*Prompt 1*. Write out the part of the tennis piece that begins at the words "It was an eye-opening" and stops after "counts for a lot.".

*Excerpted text*.
---------------

47 Comments       Post's Permalink




Reaction Time 10/28/2011 - 3:14 PM

VzYou’d think, after looking at and listening to the pros long enough, that a tennis writer wouldn’t be able to learn anything new about them. Not true: There are various ways of watching tennis, and the journalist’s is always cluttered with distractions. You must go to press conferences, you must read transcripts, you must write sentences, you must meet deadlines and make your editor happy (the last two are optional for bloggers). All of this takes away from your actual observing time. Compare this to the way a TV commentator watches a match. During the 2008 Olympics in Beijing, I did online text commentary for the gold-medal matches for NBC’s website. This required, aside from a jarring wake-up call each morning at 3:00 A.M., that I have something to say about every point. I was surprised by how much this discipline affected the way I viewed a tennis match. Among other things, it made me realize again just how important the serve is, more important than even the stats would lead you to believe.

It was an eye-opening experience, but I’ve never been able to discipline myself to watch tennis that way again. If you’re not forced to formulate a thought during each point and verbalize it afterward, your brain isn’t going to work that hard on its own. On the other hand, I’ve been lucky enough to get to see the pros live, from fairly close range, on a regular basis. That’s always eye-opening as well, but in a physical rather than analytical way. A player's presence counts for a lot.

This week I’ve watched the tennis from Istanbul in another, perhaps unique way. I’ve been writing the Racquet Reactions that this site has been putting up after important matches, and sometimes not-as-important matches, for the last year—I think I did my first one on a Roger Federer practice session that was streamed from Stockholm in 2010. The RRs, which were the brainchild of our online editor Ed McGrogan, have been popular. They’ve also created a whole new tennis version of the wild west in the comments section. For the writer, they impose a schizophrenic discipline. You have to pay attention to virtually every point, which is time- and energy-consuming (you have to particular attention to women’s matches, which can turn on a dime). Then, the minute it's over, you must gather the match together and make some kind of point about in 45 minutes and 500 words.

For a writer used to covering the sport in a more distracted and wide-ranging way, the benefit of all of this time narrowly spent—there’s not much chance for multi-tasking when you’re Racquet Reacting—is that you get to watch tennis uninterrupted. Whatever your level of familiarity with a player, you learn new things about her; or at least you’re reminded of things you may have known about her three years ago but had forgotten in the torrent of new observations that you must make with each tournament.

---------------

(Data rows)
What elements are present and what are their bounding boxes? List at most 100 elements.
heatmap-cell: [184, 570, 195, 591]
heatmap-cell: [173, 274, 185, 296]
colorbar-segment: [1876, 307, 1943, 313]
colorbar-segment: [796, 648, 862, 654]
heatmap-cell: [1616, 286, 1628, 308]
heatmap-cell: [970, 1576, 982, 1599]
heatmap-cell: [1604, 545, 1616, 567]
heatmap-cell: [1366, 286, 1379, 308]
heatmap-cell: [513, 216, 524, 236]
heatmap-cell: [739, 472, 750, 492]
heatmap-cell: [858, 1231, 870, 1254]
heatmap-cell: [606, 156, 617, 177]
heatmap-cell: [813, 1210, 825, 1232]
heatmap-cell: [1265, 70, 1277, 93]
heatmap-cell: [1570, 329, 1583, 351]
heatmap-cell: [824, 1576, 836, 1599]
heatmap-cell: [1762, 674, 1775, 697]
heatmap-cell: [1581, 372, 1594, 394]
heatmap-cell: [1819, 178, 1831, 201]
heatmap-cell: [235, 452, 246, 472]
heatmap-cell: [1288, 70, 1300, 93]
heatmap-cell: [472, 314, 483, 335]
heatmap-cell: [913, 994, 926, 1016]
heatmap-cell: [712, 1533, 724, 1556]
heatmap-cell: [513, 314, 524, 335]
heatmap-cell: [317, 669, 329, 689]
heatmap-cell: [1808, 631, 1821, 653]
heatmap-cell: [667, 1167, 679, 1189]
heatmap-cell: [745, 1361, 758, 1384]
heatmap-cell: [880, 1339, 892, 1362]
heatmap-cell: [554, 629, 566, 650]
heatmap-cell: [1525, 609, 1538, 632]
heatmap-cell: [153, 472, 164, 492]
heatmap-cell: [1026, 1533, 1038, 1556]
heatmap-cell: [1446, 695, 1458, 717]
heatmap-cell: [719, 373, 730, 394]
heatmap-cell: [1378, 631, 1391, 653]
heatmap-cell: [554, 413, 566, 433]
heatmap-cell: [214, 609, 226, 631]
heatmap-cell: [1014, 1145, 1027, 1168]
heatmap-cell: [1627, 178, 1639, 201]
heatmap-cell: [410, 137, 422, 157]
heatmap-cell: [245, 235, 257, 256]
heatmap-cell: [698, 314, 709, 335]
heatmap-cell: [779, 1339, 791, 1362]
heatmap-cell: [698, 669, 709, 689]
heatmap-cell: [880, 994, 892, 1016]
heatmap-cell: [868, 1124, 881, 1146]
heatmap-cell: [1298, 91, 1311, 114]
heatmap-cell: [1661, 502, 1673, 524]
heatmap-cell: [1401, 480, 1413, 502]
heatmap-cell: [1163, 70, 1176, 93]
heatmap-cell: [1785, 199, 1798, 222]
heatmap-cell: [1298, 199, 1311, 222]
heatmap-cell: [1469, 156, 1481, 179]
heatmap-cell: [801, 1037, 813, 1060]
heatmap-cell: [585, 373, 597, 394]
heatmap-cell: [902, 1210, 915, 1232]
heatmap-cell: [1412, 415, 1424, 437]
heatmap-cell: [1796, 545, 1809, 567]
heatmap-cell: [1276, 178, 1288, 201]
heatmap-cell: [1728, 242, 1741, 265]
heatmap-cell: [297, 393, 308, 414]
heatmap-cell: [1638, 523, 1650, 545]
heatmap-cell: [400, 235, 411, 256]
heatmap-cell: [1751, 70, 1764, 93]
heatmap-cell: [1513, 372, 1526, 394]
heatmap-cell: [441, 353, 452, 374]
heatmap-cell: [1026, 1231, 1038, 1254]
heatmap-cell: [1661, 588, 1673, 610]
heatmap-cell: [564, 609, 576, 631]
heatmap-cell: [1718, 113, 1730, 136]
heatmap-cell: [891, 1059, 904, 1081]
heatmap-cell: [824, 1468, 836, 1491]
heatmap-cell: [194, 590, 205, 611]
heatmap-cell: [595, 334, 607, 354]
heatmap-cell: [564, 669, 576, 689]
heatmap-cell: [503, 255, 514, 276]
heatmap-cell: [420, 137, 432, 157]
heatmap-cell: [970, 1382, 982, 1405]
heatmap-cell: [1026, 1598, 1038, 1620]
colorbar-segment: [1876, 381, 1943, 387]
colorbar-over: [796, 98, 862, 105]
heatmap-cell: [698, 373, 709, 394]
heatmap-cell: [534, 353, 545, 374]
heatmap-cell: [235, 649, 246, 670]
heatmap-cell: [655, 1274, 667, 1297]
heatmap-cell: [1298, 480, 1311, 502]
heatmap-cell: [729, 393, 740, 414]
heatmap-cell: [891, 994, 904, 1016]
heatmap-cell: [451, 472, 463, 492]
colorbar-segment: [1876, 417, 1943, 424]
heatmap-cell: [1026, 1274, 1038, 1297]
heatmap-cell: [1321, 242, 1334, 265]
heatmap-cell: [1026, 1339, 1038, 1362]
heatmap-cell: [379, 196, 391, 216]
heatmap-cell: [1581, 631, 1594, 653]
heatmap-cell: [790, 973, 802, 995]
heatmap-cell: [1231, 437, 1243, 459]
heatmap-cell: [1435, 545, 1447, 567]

---------------

*Prompt 2*. From the data rows, pull out every line from the very first one through the line that contains "heatmap-cell: [317, 669, 329, 689]", and repeat each one unchanged.

*Worked solution 1*.
It was an eye-opening experience, but I’ve never been able to discipline myself to watch tennis that way again. If you’re not forced to formulate a thought during each point and verbalize it afterward, your brain isn’t going to work that hard on its own. On the other hand, I’ve been lucky enough to get to see the pros live, from fairly close range, on a regular basis. That’s always eye-opening as well, but in a physical rather than analytical way. A player's presence counts for a lot.

*Worked solution 2*.
What elements are present and what are their bounding boxes? List at most 100 elements.
heatmap-cell: [184, 570, 195, 591]
heatmap-cell: [173, 274, 185, 296]
colorbar-segment: [1876, 307, 1943, 313]
colorbar-segment: [796, 648, 862, 654]
heatmap-cell: [1616, 286, 1628, 308]
heatmap-cell: [970, 1576, 982, 1599]
heatmap-cell: [1604, 545, 1616, 567]
heatmap-cell: [1366, 286, 1379, 308]
heatmap-cell: [513, 216, 524, 236]
heatmap-cell: [739, 472, 750, 492]
heatmap-cell: [858, 1231, 870, 1254]
heatmap-cell: [606, 156, 617, 177]
heatmap-cell: [813, 1210, 825, 1232]
heatmap-cell: [1265, 70, 1277, 93]
heatmap-cell: [1570, 329, 1583, 351]
heatmap-cell: [824, 1576, 836, 1599]
heatmap-cell: [1762, 674, 1775, 697]
heatmap-cell: [1581, 372, 1594, 394]
heatmap-cell: [1819, 178, 1831, 201]
heatmap-cell: [235, 452, 246, 472]
heatmap-cell: [1288, 70, 1300, 93]
heatmap-cell: [472, 314, 483, 335]
heatmap-cell: [913, 994, 926, 1016]
heatmap-cell: [712, 1533, 724, 1556]
heatmap-cell: [513, 314, 524, 335]
heatmap-cell: [317, 669, 329, 689]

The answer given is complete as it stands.